• **Request**
Keep only the lines of the data below that contain "imgbed", and copy them.

• **Provided records**
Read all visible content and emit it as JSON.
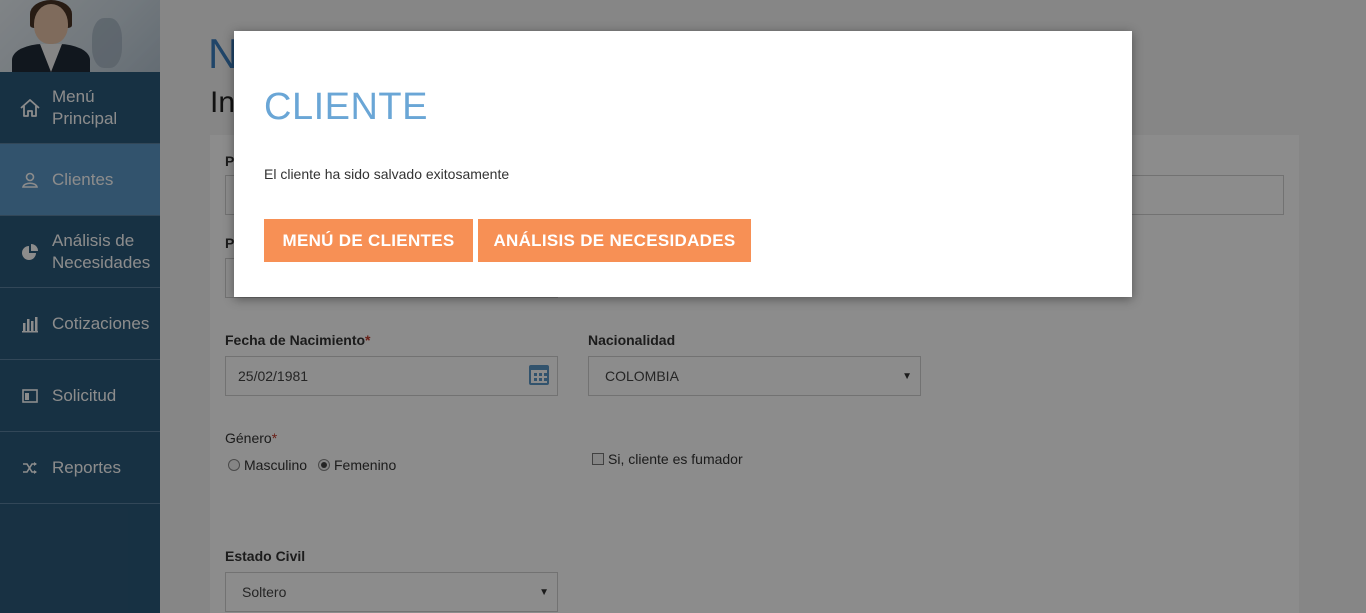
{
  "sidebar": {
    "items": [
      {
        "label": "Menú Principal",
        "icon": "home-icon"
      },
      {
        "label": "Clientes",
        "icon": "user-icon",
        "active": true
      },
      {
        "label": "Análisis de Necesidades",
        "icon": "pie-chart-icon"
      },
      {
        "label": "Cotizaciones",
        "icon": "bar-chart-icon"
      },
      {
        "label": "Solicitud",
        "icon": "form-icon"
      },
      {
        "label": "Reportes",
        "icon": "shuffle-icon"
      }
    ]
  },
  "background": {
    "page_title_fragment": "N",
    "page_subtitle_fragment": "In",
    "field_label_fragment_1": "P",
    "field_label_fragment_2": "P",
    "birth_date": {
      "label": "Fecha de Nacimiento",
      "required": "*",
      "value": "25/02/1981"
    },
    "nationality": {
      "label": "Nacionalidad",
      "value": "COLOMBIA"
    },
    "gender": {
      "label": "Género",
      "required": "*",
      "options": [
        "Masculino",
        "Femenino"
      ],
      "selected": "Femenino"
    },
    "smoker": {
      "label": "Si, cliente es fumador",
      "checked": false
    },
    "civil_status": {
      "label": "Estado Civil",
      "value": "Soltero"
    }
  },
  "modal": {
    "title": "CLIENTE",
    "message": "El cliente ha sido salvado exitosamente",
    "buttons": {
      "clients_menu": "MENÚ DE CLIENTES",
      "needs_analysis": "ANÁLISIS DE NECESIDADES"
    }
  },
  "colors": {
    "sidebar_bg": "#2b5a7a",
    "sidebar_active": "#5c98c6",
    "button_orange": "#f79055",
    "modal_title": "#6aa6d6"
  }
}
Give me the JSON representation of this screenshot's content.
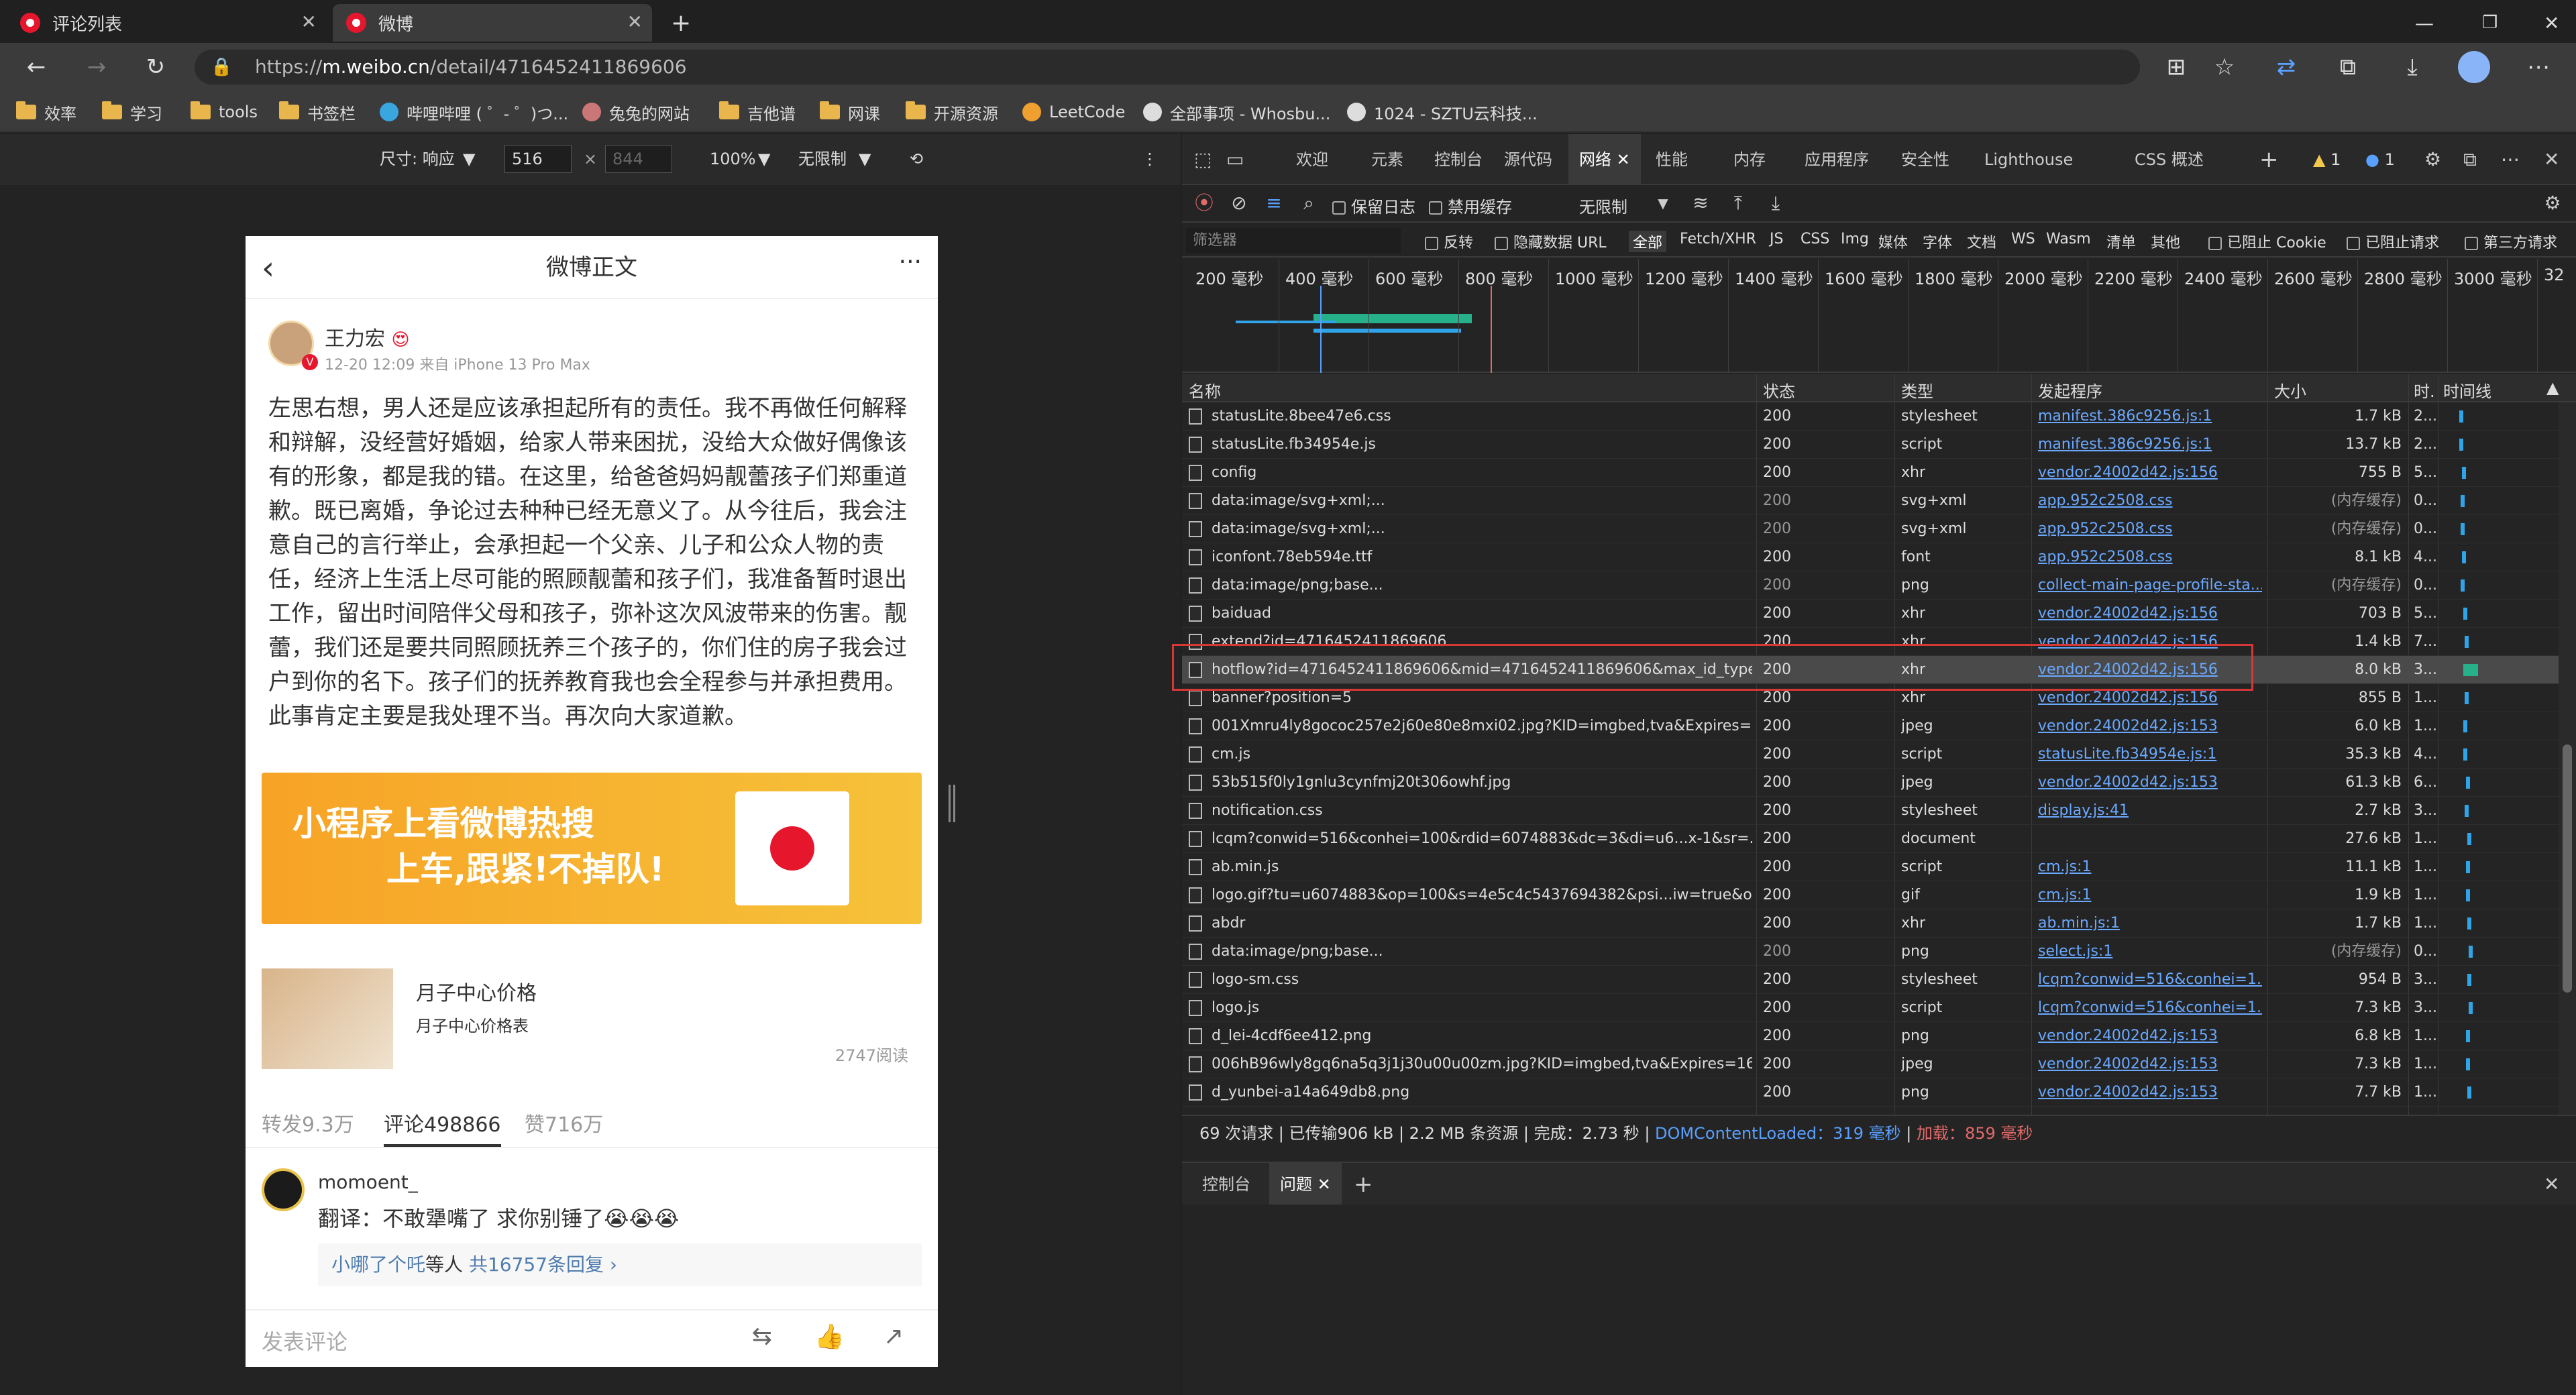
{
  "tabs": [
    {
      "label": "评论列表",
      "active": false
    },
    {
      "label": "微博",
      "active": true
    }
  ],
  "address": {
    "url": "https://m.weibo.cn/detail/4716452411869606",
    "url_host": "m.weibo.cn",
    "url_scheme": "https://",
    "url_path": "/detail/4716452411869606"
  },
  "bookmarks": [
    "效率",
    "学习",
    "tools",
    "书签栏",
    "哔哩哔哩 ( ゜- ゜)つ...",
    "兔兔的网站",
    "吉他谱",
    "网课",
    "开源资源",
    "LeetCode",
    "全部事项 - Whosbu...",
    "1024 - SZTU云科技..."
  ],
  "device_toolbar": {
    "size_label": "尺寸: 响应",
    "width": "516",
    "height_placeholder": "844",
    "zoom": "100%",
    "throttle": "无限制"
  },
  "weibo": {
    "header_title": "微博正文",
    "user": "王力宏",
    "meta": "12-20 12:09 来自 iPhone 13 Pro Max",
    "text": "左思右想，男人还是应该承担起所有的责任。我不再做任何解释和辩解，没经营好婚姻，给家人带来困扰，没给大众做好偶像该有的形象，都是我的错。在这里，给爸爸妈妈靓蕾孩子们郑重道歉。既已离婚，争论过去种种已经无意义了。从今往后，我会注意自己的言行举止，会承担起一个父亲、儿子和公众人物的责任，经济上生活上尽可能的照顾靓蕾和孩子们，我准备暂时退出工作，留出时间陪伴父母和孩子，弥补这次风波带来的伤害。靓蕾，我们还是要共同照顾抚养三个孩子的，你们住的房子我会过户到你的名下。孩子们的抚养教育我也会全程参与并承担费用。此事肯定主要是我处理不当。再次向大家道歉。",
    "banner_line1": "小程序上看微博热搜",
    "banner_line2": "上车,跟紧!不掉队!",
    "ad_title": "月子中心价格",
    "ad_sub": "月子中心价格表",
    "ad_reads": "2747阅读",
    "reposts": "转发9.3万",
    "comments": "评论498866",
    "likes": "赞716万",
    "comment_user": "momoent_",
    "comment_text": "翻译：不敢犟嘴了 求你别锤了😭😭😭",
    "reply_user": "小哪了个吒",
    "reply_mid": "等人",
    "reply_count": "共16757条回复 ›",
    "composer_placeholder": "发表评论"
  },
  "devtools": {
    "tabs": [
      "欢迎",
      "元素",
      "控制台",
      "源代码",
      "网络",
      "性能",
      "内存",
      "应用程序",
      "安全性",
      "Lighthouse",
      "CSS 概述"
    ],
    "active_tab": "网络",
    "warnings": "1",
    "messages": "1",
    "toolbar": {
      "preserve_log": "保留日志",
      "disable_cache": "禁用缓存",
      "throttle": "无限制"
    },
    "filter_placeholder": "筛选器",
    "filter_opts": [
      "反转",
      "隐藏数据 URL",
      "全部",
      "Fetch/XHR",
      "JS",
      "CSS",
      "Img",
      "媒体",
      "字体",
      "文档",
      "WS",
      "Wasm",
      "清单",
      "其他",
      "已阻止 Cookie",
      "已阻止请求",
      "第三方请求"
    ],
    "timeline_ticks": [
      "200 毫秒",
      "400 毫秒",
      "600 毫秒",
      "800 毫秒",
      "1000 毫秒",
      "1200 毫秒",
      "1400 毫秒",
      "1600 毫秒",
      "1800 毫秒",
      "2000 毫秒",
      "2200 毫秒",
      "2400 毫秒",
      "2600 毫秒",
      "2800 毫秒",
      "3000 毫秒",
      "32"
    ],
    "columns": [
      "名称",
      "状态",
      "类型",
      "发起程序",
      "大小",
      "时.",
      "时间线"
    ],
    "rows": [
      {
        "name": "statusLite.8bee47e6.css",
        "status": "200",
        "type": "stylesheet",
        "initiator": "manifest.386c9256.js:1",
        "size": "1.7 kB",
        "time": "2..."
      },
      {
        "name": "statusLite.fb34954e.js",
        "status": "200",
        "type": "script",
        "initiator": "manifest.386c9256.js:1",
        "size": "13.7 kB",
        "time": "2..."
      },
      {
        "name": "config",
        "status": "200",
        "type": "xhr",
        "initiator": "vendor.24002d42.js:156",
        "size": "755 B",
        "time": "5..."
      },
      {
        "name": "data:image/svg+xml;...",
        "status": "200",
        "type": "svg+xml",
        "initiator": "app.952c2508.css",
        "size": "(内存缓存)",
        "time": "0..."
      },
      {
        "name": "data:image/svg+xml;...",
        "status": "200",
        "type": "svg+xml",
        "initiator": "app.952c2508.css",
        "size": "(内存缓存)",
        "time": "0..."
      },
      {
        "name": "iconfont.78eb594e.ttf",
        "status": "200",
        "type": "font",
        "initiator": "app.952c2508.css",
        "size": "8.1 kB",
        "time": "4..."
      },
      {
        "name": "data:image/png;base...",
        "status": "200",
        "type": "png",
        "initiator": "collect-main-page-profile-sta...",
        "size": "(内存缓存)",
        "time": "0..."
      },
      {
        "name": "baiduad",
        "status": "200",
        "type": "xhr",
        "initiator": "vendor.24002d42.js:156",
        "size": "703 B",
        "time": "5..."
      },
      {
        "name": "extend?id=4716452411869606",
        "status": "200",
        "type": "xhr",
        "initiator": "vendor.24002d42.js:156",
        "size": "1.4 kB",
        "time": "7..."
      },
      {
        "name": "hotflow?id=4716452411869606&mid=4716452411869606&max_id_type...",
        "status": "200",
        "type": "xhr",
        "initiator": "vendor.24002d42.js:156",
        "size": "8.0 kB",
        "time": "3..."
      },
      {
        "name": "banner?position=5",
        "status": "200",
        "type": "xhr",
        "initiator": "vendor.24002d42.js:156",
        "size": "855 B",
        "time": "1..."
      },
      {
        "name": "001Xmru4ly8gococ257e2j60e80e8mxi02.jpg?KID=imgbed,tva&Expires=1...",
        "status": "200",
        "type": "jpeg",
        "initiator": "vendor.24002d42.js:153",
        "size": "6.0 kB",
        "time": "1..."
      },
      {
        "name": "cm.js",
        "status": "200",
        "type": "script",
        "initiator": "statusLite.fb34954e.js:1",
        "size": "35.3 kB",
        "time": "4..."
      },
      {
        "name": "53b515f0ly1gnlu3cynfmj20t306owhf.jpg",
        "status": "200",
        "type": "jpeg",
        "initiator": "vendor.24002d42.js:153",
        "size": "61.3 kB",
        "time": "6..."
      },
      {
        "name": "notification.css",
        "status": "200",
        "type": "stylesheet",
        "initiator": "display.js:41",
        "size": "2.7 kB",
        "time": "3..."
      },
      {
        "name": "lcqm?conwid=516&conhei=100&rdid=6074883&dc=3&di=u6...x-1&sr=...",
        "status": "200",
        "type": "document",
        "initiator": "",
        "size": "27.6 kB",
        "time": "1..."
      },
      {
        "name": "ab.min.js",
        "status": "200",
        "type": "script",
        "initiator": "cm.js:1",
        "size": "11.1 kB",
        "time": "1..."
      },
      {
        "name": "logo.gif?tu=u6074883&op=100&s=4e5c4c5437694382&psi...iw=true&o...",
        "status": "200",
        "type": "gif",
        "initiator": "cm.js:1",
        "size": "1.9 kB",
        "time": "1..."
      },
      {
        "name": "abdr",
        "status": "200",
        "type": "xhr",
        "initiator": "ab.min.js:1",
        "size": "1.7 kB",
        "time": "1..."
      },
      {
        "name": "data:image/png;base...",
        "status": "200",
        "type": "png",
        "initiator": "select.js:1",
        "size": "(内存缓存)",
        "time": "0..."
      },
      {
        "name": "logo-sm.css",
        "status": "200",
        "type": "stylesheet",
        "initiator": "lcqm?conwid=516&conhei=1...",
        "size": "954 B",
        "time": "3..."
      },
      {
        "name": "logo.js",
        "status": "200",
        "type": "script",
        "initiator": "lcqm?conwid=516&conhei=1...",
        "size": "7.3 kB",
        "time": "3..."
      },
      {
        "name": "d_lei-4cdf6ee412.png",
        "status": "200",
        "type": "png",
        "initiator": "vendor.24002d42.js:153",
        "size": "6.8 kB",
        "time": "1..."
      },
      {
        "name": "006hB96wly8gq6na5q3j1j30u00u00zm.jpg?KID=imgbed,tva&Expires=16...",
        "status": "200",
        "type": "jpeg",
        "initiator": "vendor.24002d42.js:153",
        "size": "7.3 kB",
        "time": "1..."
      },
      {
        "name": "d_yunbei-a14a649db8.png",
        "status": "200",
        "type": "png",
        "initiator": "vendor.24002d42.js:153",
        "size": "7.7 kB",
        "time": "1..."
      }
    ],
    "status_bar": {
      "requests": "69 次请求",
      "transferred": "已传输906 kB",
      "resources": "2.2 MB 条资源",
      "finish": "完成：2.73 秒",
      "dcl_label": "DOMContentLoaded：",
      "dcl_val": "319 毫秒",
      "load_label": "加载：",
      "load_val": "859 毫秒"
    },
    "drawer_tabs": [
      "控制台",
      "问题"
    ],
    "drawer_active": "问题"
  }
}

• **Right answer**
        "name": "001Xmru4ly8gococ257e2j60e80e8mxi02.jpg?KID=imgbed,tva&Expires=1...",
        "name": "006hB96wly8gq6na5q3j1j30u00u00zm.jpg?KID=imgbed,tva&Expires=16...",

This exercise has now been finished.